====== ENTRIES SHOWN ======

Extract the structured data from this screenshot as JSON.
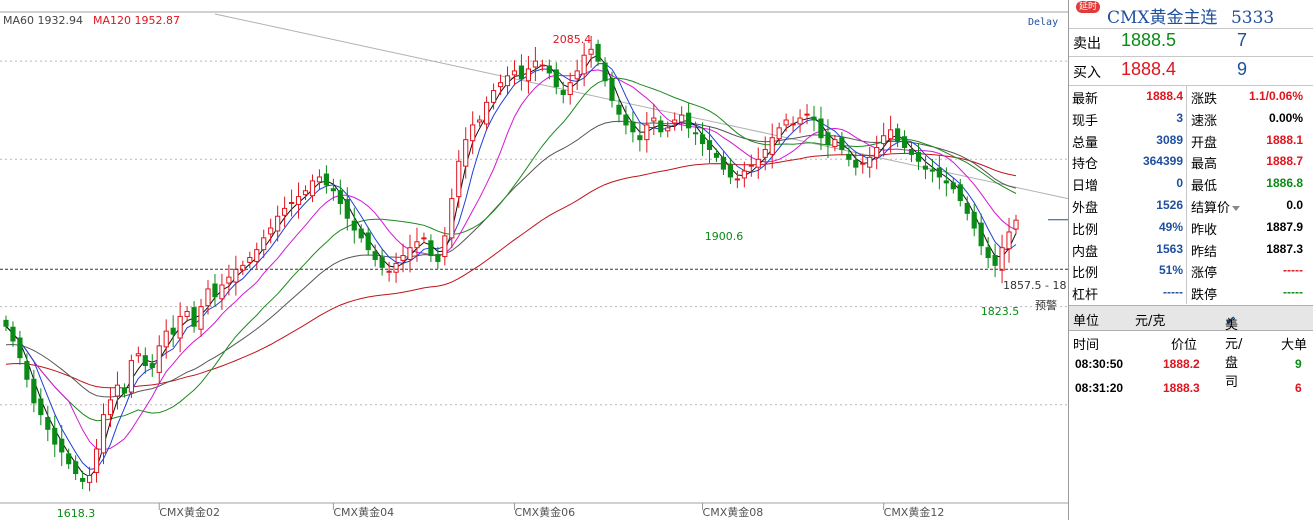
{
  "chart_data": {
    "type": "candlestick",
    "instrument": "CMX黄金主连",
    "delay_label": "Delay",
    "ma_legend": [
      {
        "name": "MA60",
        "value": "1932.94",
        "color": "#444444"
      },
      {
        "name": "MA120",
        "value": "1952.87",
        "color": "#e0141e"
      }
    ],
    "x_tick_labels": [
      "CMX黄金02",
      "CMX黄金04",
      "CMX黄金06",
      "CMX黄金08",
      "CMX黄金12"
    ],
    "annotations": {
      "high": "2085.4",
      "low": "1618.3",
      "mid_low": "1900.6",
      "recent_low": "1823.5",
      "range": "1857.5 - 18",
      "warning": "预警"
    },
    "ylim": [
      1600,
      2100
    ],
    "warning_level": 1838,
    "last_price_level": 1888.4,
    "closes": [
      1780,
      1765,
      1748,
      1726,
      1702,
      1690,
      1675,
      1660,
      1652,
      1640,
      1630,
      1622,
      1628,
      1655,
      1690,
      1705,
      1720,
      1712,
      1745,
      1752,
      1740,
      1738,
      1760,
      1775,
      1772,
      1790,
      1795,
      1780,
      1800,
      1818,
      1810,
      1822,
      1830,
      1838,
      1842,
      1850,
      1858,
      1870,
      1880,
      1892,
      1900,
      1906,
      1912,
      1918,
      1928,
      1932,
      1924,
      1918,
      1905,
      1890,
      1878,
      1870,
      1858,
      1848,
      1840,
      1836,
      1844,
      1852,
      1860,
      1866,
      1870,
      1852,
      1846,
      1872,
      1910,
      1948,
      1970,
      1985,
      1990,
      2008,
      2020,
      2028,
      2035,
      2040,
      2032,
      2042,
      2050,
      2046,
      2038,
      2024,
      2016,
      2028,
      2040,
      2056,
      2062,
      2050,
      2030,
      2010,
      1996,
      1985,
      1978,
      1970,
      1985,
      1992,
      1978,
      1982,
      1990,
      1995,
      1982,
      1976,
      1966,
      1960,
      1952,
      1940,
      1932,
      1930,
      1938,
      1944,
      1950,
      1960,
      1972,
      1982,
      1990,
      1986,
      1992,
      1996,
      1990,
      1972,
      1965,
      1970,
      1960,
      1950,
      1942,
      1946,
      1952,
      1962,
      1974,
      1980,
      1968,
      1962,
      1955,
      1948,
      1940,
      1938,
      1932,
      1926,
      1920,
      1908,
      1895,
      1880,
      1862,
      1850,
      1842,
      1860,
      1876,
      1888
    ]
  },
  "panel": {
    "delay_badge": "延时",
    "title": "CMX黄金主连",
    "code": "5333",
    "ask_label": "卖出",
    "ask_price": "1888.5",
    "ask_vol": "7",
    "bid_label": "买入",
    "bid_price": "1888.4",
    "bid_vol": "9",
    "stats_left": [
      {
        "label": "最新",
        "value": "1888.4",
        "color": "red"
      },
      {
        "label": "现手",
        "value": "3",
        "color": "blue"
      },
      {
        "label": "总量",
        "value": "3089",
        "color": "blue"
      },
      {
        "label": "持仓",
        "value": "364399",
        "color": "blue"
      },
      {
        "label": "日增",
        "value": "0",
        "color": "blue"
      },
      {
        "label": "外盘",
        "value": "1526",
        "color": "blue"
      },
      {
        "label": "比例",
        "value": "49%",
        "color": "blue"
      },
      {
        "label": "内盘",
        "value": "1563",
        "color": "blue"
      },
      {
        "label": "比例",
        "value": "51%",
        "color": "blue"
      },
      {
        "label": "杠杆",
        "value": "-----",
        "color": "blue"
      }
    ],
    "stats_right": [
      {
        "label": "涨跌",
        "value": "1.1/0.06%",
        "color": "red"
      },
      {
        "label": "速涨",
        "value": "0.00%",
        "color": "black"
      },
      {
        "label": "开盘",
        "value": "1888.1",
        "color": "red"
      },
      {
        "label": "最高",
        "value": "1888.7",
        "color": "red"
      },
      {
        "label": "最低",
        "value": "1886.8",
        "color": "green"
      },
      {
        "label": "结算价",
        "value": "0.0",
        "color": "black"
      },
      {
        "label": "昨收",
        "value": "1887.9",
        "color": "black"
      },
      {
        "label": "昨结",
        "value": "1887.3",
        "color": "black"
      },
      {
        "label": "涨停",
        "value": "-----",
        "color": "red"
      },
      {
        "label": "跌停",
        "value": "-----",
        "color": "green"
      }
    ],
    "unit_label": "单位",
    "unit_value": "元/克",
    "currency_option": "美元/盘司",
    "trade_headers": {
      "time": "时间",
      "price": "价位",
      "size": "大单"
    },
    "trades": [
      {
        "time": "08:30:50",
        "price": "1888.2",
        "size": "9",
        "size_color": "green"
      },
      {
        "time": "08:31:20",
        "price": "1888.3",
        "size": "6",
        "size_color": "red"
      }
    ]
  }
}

======

EXERCISE — Transcribe the complete set of entries verbatim. No pictures belong in the copy.

EXERCISE SOLUTION —
Extract the structured data from this screenshot as JSON.
{
  "chart_data": {
    "type": "candlestick",
    "instrument": "CMX黄金主连",
    "delay_label": "Delay",
    "ma_legend": [
      {
        "name": "MA60",
        "value": "1932.94",
        "color": "#444444"
      },
      {
        "name": "MA120",
        "value": "1952.87",
        "color": "#e0141e"
      }
    ],
    "x_tick_labels": [
      "CMX黄金02",
      "CMX黄金04",
      "CMX黄金06",
      "CMX黄金08",
      "CMX黄金12"
    ],
    "annotations": {
      "high": "2085.4",
      "low": "1618.3",
      "mid_low": "1900.6",
      "recent_low": "1823.5",
      "range": "1857.5 - 18",
      "warning": "预警"
    },
    "ylim": [
      1600,
      2100
    ],
    "warning_level": 1838,
    "last_price_level": 1888.4,
    "closes": [
      1780,
      1765,
      1748,
      1726,
      1702,
      1690,
      1675,
      1660,
      1652,
      1640,
      1630,
      1622,
      1628,
      1655,
      1690,
      1705,
      1720,
      1712,
      1745,
      1752,
      1740,
      1738,
      1760,
      1775,
      1772,
      1790,
      1795,
      1780,
      1800,
      1818,
      1810,
      1822,
      1830,
      1838,
      1842,
      1850,
      1858,
      1870,
      1880,
      1892,
      1900,
      1906,
      1912,
      1918,
      1928,
      1932,
      1924,
      1918,
      1905,
      1890,
      1878,
      1870,
      1858,
      1848,
      1840,
      1836,
      1844,
      1852,
      1860,
      1866,
      1870,
      1852,
      1846,
      1872,
      1910,
      1948,
      1970,
      1985,
      1990,
      2008,
      2020,
      2028,
      2035,
      2040,
      2032,
      2042,
      2050,
      2046,
      2038,
      2024,
      2016,
      2028,
      2040,
      2056,
      2062,
      2050,
      2030,
      2010,
      1996,
      1985,
      1978,
      1970,
      1985,
      1992,
      1978,
      1982,
      1990,
      1995,
      1982,
      1976,
      1966,
      1960,
      1952,
      1940,
      1932,
      1930,
      1938,
      1944,
      1950,
      1960,
      1972,
      1982,
      1990,
      1986,
      1992,
      1996,
      1990,
      1972,
      1965,
      1970,
      1960,
      1950,
      1942,
      1946,
      1952,
      1962,
      1974,
      1980,
      1968,
      1962,
      1955,
      1948,
      1940,
      1938,
      1932,
      1926,
      1920,
      1908,
      1895,
      1880,
      1862,
      1850,
      1842,
      1860,
      1876,
      1888
    ]
  },
  "panel": {
    "delay_badge": "延时",
    "title": "CMX黄金主连",
    "code": "5333",
    "ask_label": "卖出",
    "ask_price": "1888.5",
    "ask_vol": "7",
    "bid_label": "买入",
    "bid_price": "1888.4",
    "bid_vol": "9",
    "stats_left": [
      {
        "label": "最新",
        "value": "1888.4",
        "color": "red"
      },
      {
        "label": "现手",
        "value": "3",
        "color": "blue"
      },
      {
        "label": "总量",
        "value": "3089",
        "color": "blue"
      },
      {
        "label": "持仓",
        "value": "364399",
        "color": "blue"
      },
      {
        "label": "日增",
        "value": "0",
        "color": "blue"
      },
      {
        "label": "外盘",
        "value": "1526",
        "color": "blue"
      },
      {
        "label": "比例",
        "value": "49%",
        "color": "blue"
      },
      {
        "label": "内盘",
        "value": "1563",
        "color": "blue"
      },
      {
        "label": "比例",
        "value": "51%",
        "color": "blue"
      },
      {
        "label": "杠杆",
        "value": "-----",
        "color": "blue"
      }
    ],
    "stats_right": [
      {
        "label": "涨跌",
        "value": "1.1/0.06%",
        "color": "red"
      },
      {
        "label": "速涨",
        "value": "0.00%",
        "color": "black"
      },
      {
        "label": "开盘",
        "value": "1888.1",
        "color": "red"
      },
      {
        "label": "最高",
        "value": "1888.7",
        "color": "red"
      },
      {
        "label": "最低",
        "value": "1886.8",
        "color": "green"
      },
      {
        "label": "结算价",
        "value": "0.0",
        "color": "black"
      },
      {
        "label": "昨收",
        "value": "1887.9",
        "color": "black"
      },
      {
        "label": "昨结",
        "value": "1887.3",
        "color": "black"
      },
      {
        "label": "涨停",
        "value": "-----",
        "color": "red"
      },
      {
        "label": "跌停",
        "value": "-----",
        "color": "green"
      }
    ],
    "unit_label": "单位",
    "unit_value": "元/克",
    "currency_option": "美元/盘司",
    "trade_headers": {
      "time": "时间",
      "price": "价位",
      "size": "大单"
    },
    "trades": [
      {
        "time": "08:30:50",
        "price": "1888.2",
        "size": "9",
        "size_color": "green"
      },
      {
        "time": "08:31:20",
        "price": "1888.3",
        "size": "6",
        "size_color": "red"
      }
    ]
  }
}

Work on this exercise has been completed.